- TASK TO CARRY OUT:
Type out the records that follow, exactly as given.

- MATERIAL SUPPLIED:
○ ○ ○
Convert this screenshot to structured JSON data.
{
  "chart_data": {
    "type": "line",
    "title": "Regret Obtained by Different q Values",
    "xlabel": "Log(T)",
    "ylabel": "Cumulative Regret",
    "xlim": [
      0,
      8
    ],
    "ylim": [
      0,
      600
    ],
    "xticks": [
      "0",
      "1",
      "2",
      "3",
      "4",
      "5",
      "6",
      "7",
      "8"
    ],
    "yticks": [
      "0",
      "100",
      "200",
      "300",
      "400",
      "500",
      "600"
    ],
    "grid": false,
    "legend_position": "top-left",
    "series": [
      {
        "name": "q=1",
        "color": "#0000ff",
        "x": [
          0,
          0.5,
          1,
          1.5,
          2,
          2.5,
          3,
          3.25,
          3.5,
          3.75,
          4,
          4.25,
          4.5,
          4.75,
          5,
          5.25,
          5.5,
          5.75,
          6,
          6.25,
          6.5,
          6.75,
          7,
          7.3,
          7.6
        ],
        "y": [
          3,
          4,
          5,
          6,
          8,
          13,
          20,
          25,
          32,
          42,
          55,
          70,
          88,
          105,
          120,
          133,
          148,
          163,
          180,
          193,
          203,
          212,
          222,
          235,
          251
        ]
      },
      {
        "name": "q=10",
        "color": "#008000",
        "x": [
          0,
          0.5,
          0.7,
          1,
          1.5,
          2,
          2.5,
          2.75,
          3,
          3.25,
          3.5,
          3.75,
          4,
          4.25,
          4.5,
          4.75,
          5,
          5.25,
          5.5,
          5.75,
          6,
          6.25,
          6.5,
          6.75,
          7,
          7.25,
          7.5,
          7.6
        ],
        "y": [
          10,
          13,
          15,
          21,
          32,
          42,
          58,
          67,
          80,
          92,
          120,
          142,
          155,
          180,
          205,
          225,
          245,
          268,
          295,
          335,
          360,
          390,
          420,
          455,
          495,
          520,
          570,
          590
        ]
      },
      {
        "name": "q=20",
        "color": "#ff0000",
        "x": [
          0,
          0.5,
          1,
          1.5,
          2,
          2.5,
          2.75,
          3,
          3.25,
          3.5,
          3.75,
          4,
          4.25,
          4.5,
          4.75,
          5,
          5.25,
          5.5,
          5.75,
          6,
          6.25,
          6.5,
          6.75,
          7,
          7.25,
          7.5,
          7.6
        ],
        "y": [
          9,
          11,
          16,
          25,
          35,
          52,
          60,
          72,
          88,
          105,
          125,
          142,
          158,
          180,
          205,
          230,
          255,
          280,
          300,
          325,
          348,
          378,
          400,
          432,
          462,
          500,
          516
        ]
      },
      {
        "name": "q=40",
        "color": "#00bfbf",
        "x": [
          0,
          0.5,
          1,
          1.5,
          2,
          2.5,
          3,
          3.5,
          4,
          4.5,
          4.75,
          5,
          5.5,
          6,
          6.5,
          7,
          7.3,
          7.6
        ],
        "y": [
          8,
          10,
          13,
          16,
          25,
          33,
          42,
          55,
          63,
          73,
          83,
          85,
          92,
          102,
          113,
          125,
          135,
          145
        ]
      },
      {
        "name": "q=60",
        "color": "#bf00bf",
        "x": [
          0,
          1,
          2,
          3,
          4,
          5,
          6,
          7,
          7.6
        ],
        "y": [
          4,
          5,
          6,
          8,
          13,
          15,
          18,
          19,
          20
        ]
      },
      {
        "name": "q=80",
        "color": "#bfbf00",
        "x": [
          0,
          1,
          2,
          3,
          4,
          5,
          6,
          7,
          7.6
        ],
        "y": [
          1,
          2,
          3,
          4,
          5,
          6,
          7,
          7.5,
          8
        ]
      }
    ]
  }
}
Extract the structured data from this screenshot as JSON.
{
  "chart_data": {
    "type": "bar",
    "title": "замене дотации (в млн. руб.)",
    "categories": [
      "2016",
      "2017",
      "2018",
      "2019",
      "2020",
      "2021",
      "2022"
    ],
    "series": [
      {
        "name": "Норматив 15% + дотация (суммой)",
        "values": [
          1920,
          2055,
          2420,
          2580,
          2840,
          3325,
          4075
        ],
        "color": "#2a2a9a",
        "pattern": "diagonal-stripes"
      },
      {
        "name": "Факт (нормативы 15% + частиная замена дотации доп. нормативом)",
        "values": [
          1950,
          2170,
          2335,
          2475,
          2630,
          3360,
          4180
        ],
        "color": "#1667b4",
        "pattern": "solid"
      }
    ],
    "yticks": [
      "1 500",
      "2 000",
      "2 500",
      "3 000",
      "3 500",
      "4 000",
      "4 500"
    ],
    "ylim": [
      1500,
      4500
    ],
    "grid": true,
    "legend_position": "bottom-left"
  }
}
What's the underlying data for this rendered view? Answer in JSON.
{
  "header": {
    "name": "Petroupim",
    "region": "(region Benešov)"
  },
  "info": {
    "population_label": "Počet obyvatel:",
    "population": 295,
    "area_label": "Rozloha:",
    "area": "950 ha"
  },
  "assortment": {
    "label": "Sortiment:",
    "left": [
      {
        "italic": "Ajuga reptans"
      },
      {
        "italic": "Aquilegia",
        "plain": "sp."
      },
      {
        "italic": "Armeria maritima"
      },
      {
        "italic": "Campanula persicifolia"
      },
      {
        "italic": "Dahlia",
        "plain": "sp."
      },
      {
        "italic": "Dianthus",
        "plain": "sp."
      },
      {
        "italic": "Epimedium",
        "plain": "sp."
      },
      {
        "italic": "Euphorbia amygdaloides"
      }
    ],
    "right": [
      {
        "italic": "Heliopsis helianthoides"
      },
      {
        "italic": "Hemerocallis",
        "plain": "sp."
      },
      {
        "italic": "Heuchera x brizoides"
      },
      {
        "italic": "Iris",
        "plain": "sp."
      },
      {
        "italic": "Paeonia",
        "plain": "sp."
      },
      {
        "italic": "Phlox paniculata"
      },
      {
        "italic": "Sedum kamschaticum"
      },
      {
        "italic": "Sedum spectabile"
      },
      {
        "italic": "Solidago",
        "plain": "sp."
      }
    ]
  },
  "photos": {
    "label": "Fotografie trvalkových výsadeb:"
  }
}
○ ○ ○
- SOLUTION TO THE PROBLEM:
Convert this screenshot to structured JSON data.
{
  "chart_data": {
    "type": "line",
    "title": "Regret Obtained by Different q Values",
    "xlabel": "Log(T)",
    "ylabel": "Cumulative Regret",
    "xlim": [
      0,
      8
    ],
    "ylim": [
      0,
      600
    ],
    "xticks": [
      "0",
      "1",
      "2",
      "3",
      "4",
      "5",
      "6",
      "7",
      "8"
    ],
    "yticks": [
      "0",
      "100",
      "200",
      "300",
      "400",
      "500",
      "600"
    ],
    "grid": false,
    "legend_position": "top-left",
    "series": [
      {
        "name": "q=1",
        "color": "#0000ff",
        "x": [
          0,
          0.5,
          1,
          1.5,
          2,
          2.5,
          3,
          3.25,
          3.5,
          3.75,
          4,
          4.25,
          4.5,
          4.75,
          5,
          5.25,
          5.5,
          5.75,
          6,
          6.25,
          6.5,
          6.75,
          7,
          7.3,
          7.6
        ],
        "y": [
          3,
          4,
          5,
          6,
          8,
          13,
          20,
          25,
          32,
          42,
          55,
          70,
          88,
          105,
          120,
          133,
          148,
          163,
          180,
          193,
          203,
          212,
          222,
          235,
          251
        ]
      },
      {
        "name": "q=10",
        "color": "#008000",
        "x": [
          0,
          0.5,
          0.7,
          1,
          1.5,
          2,
          2.5,
          2.75,
          3,
          3.25,
          3.5,
          3.75,
          4,
          4.25,
          4.5,
          4.75,
          5,
          5.25,
          5.5,
          5.75,
          6,
          6.25,
          6.5,
          6.75,
          7,
          7.25,
          7.5,
          7.6
        ],
        "y": [
          10,
          13,
          15,
          21,
          32,
          42,
          58,
          67,
          80,
          92,
          120,
          142,
          155,
          180,
          205,
          225,
          245,
          268,
          295,
          335,
          360,
          390,
          420,
          455,
          495,
          520,
          570,
          590
        ]
      },
      {
        "name": "q=20",
        "color": "#ff0000",
        "x": [
          0,
          0.5,
          1,
          1.5,
          2,
          2.5,
          2.75,
          3,
          3.25,
          3.5,
          3.75,
          4,
          4.25,
          4.5,
          4.75,
          5,
          5.25,
          5.5,
          5.75,
          6,
          6.25,
          6.5,
          6.75,
          7,
          7.25,
          7.5,
          7.6
        ],
        "y": [
          9,
          11,
          16,
          25,
          35,
          52,
          60,
          72,
          88,
          105,
          125,
          142,
          158,
          180,
          205,
          230,
          255,
          280,
          300,
          325,
          348,
          378,
          400,
          432,
          462,
          500,
          516
        ]
      },
      {
        "name": "q=40",
        "color": "#00bfbf",
        "x": [
          0,
          0.5,
          1,
          1.5,
          2,
          2.5,
          3,
          3.5,
          4,
          4.5,
          4.75,
          5,
          5.5,
          6,
          6.5,
          7,
          7.3,
          7.6
        ],
        "y": [
          8,
          10,
          13,
          16,
          25,
          33,
          42,
          55,
          63,
          73,
          83,
          85,
          92,
          102,
          113,
          125,
          135,
          145
        ]
      },
      {
        "name": "q=60",
        "color": "#bf00bf",
        "x": [
          0,
          1,
          2,
          3,
          4,
          5,
          6,
          7,
          7.6
        ],
        "y": [
          4,
          5,
          6,
          8,
          13,
          15,
          18,
          19,
          20
        ]
      },
      {
        "name": "q=80",
        "color": "#bfbf00",
        "x": [
          0,
          1,
          2,
          3,
          4,
          5,
          6,
          7,
          7.6
        ],
        "y": [
          1,
          2,
          3,
          4,
          5,
          6,
          7,
          7.5,
          8
        ]
      }
    ]
  }
}
Extract the structured data from this screenshot as JSON.
{
  "chart_data": {
    "type": "bar",
    "title": "замене дотации (в млн. руб.)",
    "categories": [
      "2016",
      "2017",
      "2018",
      "2019",
      "2020",
      "2021",
      "2022"
    ],
    "series": [
      {
        "name": "Норматив 15% + дотация (суммой)",
        "values": [
          1920,
          2055,
          2420,
          2580,
          2840,
          3325,
          4075
        ],
        "color": "#2a2a9a",
        "pattern": "diagonal-stripes"
      },
      {
        "name": "Факт (нормативы 15% + частиная замена дотации доп. нормативом)",
        "values": [
          1950,
          2170,
          2335,
          2475,
          2630,
          3360,
          4180
        ],
        "color": "#1667b4",
        "pattern": "solid"
      }
    ],
    "yticks": [
      "1 500",
      "2 000",
      "2 500",
      "3 000",
      "3 500",
      "4 000",
      "4 500"
    ],
    "ylim": [
      1500,
      4500
    ],
    "grid": true,
    "legend_position": "bottom-left"
  }
}
What's the underlying data for this rendered view? Answer in JSON.
{
  "header": {
    "name": "Petroupim",
    "region": "(region Benešov)"
  },
  "info": {
    "population_label": "Počet obyvatel:",
    "population": 295,
    "area_label": "Rozloha:",
    "area": "950 ha"
  },
  "assortment": {
    "label": "Sortiment:",
    "left": [
      {
        "italic": "Ajuga reptans"
      },
      {
        "italic": "Aquilegia",
        "plain": "sp."
      },
      {
        "italic": "Armeria maritima"
      },
      {
        "italic": "Campanula persicifolia"
      },
      {
        "italic": "Dahlia",
        "plain": "sp."
      },
      {
        "italic": "Dianthus",
        "plain": "sp."
      },
      {
        "italic": "Epimedium",
        "plain": "sp."
      },
      {
        "italic": "Euphorbia amygdaloides"
      }
    ],
    "right": [
      {
        "italic": "Heliopsis helianthoides"
      },
      {
        "italic": "Hemerocallis",
        "plain": "sp."
      },
      {
        "italic": "Heuchera x brizoides"
      },
      {
        "italic": "Iris",
        "plain": "sp."
      },
      {
        "italic": "Paeonia",
        "plain": "sp."
      },
      {
        "italic": "Phlox paniculata"
      },
      {
        "italic": "Sedum kamschaticum"
      },
      {
        "italic": "Sedum spectabile"
      },
      {
        "italic": "Solidago",
        "plain": "sp."
      }
    ]
  },
  "photos": {
    "label": "Fotografie trvalkových výsadeb:"
  }
}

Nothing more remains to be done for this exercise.